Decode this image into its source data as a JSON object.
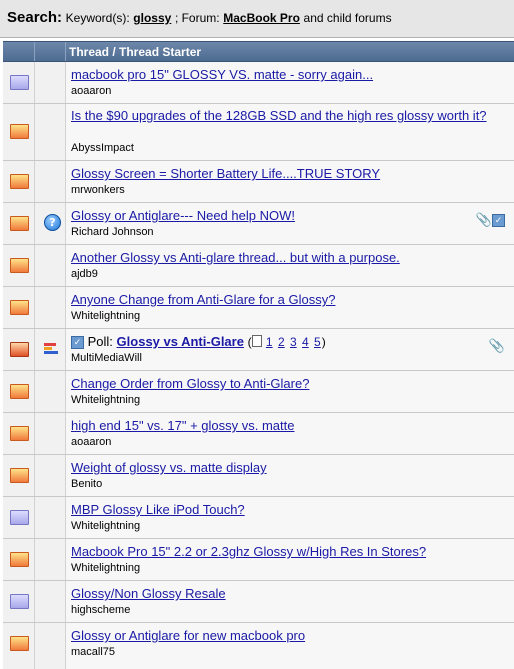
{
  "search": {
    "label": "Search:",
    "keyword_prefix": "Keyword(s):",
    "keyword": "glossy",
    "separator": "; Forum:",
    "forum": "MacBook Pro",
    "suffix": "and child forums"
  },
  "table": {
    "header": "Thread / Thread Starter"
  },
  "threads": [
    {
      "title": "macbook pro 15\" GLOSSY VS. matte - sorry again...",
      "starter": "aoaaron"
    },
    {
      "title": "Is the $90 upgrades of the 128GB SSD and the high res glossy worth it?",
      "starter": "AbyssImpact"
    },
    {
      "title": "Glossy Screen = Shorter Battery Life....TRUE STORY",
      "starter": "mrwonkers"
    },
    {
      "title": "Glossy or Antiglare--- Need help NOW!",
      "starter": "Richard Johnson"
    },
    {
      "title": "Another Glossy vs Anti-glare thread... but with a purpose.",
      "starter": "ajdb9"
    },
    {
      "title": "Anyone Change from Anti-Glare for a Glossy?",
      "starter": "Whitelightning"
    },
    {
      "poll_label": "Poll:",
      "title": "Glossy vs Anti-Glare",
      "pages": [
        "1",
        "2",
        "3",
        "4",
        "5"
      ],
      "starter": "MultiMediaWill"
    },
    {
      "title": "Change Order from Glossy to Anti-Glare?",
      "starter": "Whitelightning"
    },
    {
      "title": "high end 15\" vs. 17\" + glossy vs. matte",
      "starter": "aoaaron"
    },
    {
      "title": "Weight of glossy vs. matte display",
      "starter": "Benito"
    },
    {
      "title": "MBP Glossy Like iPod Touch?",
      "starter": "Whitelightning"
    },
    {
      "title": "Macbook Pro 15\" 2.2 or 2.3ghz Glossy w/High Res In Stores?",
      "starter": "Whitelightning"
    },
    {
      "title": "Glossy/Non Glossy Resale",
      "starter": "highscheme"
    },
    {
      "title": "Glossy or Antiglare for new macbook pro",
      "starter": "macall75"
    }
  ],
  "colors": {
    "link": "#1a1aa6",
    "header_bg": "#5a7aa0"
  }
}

===

Excluding the pictures, restate the records above word for word.

_Expected output_:
Decode this image into its source data as a JSON object.
{
  "search": {
    "label": "Search:",
    "keyword_prefix": "Keyword(s):",
    "keyword": "glossy",
    "separator": "; Forum:",
    "forum": "MacBook Pro",
    "suffix": "and child forums"
  },
  "table": {
    "header": "Thread / Thread Starter"
  },
  "threads": [
    {
      "title": "macbook pro 15\" GLOSSY VS. matte - sorry again...",
      "starter": "aoaaron"
    },
    {
      "title": "Is the $90 upgrades of the 128GB SSD and the high res glossy worth it?",
      "starter": "AbyssImpact"
    },
    {
      "title": "Glossy Screen = Shorter Battery Life....TRUE STORY",
      "starter": "mrwonkers"
    },
    {
      "title": "Glossy or Antiglare--- Need help NOW!",
      "starter": "Richard Johnson"
    },
    {
      "title": "Another Glossy vs Anti-glare thread... but with a purpose.",
      "starter": "ajdb9"
    },
    {
      "title": "Anyone Change from Anti-Glare for a Glossy?",
      "starter": "Whitelightning"
    },
    {
      "poll_label": "Poll:",
      "title": "Glossy vs Anti-Glare",
      "pages": [
        "1",
        "2",
        "3",
        "4",
        "5"
      ],
      "starter": "MultiMediaWill"
    },
    {
      "title": "Change Order from Glossy to Anti-Glare?",
      "starter": "Whitelightning"
    },
    {
      "title": "high end 15\" vs. 17\" + glossy vs. matte",
      "starter": "aoaaron"
    },
    {
      "title": "Weight of glossy vs. matte display",
      "starter": "Benito"
    },
    {
      "title": "MBP Glossy Like iPod Touch?",
      "starter": "Whitelightning"
    },
    {
      "title": "Macbook Pro 15\" 2.2 or 2.3ghz Glossy w/High Res In Stores?",
      "starter": "Whitelightning"
    },
    {
      "title": "Glossy/Non Glossy Resale",
      "starter": "highscheme"
    },
    {
      "title": "Glossy or Antiglare for new macbook pro",
      "starter": "macall75"
    }
  ],
  "colors": {
    "link": "#1a1aa6",
    "header_bg": "#5a7aa0"
  }
}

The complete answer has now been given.